- **THE PROBLEM**
Return the data exactly, with all pictures removed.
==*==
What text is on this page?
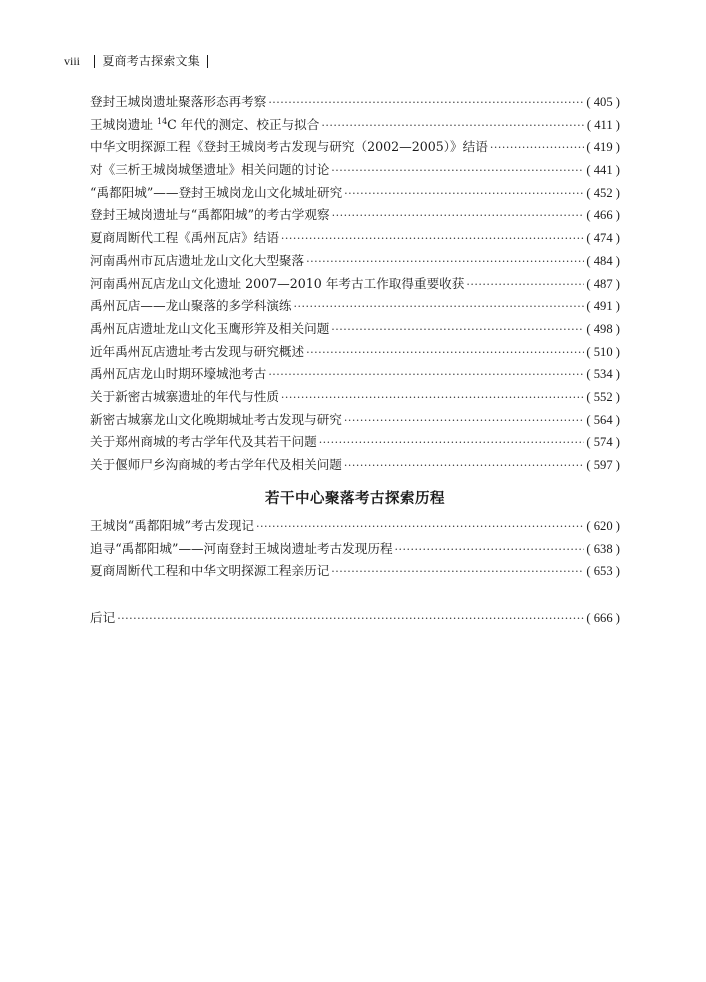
viii 夏商考古探索文集
登封王城岗遗址聚落形态再考察 ·····	( 405 )
王城岗遗址 $^{14}$C 年代的测定、校正与拟合 ·····	( 411 )
中华文明探源工程《登封王城岗考古发现与研究（2002—2005）》结语 ·····	( 419 )
对《三析王城岗城堡遗址》相关问题的讨论 ·····	( 441 )
“禹都阳城”——登封王城岗龙山文化城址研究 ·····	( 452 )
登封王城岗遗址与“禹都阳城”的考古学观察 ·····	( 466 )
夏商周断代工程《禹州瓦店》结语 ·····	( 474 )
河南禹州市瓦店遗址龙山文化大型聚落 ·····	( 484 )
河南禹州瓦店龙山文化遗址 2007—2010 年考古工作取得重要收获 ·····	( 487 )
禹州瓦店——龙山聚落的多学科演练 ·····	( 491 )
禹州瓦店遗址龙山文化玉鹰形笄及相关问题 ·····	( 498 )
近年禹州瓦店遗址考古发现与研究概述 ·····	( 510 )
禹州瓦店龙山时期环壕城池考古 ·····	( 534 )
关于新密古城寨遗址的年代与性质 ·····	( 552 )
新密古城寨龙山文化晚期城址考古发现与研究 ·····	( 564 )
关于郑州商城的考古学年代及其若干问题 ·····	( 574 )
关于偃师尸乡沟商城的考古学年代及相关问题 ·····	( 597 )
若干中心聚落考古探索历程
王城岗“禹都阳城”考古发现记 ·····	( 620 )
追寻“禹都阳城”——河南登封王城岗遗址考古发现历程 ·····	( 638 )
夏商周断代工程和中华文明探源工程亲历记 ·····	( 653 )
后记 ·····	( 666 )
==*==
- **RESULT OF THE EXERCISE**
What text is on this page?
viii 夏商考古探索文集
登封王城岗遗址聚落形态再考察 ·····	( 405 )
王城岗遗址 $^{14}$C 年代的测定、校正与拟合 ·····	( 411 )
中华文明探源工程《登封王城岗考古发现与研究（2002—2005）》结语 ·····	( 419 )
对《三析王城岗城堡遗址》相关问题的讨论 ·····	( 441 )
“禹都阳城”——登封王城岗龙山文化城址研究 ·····	( 452 )
登封王城岗遗址与“禹都阳城”的考古学观察 ·····	( 466 )
夏商周断代工程《禹州瓦店》结语 ·····	( 474 )
河南禹州市瓦店遗址龙山文化大型聚落 ·····	( 484 )
河南禹州瓦店龙山文化遗址 2007—2010 年考古工作取得重要收获 ·····	( 487 )
禹州瓦店——龙山聚落的多学科演练 ·····	( 491 )
禹州瓦店遗址龙山文化玉鹰形笄及相关问题 ·····	( 498 )
近年禹州瓦店遗址考古发现与研究概述 ·····	( 510 )
禹州瓦店龙山时期环壕城池考古 ·····	( 534 )
关于新密古城寨遗址的年代与性质 ·····	( 552 )
新密古城寨龙山文化晚期城址考古发现与研究 ·····	( 564 )
关于郑州商城的考古学年代及其若干问题 ·····	( 574 )
关于偃师尸乡沟商城的考古学年代及相关问题 ·····	( 597 )
若干中心聚落考古探索历程
王城岗“禹都阳城”考古发现记 ·····	( 620 )
追寻“禹都阳城”——河南登封王城岗遗址考古发现历程 ·····	( 638 )
夏商周断代工程和中华文明探源工程亲历记 ·····	( 653 )
后记 ·····	( 666 )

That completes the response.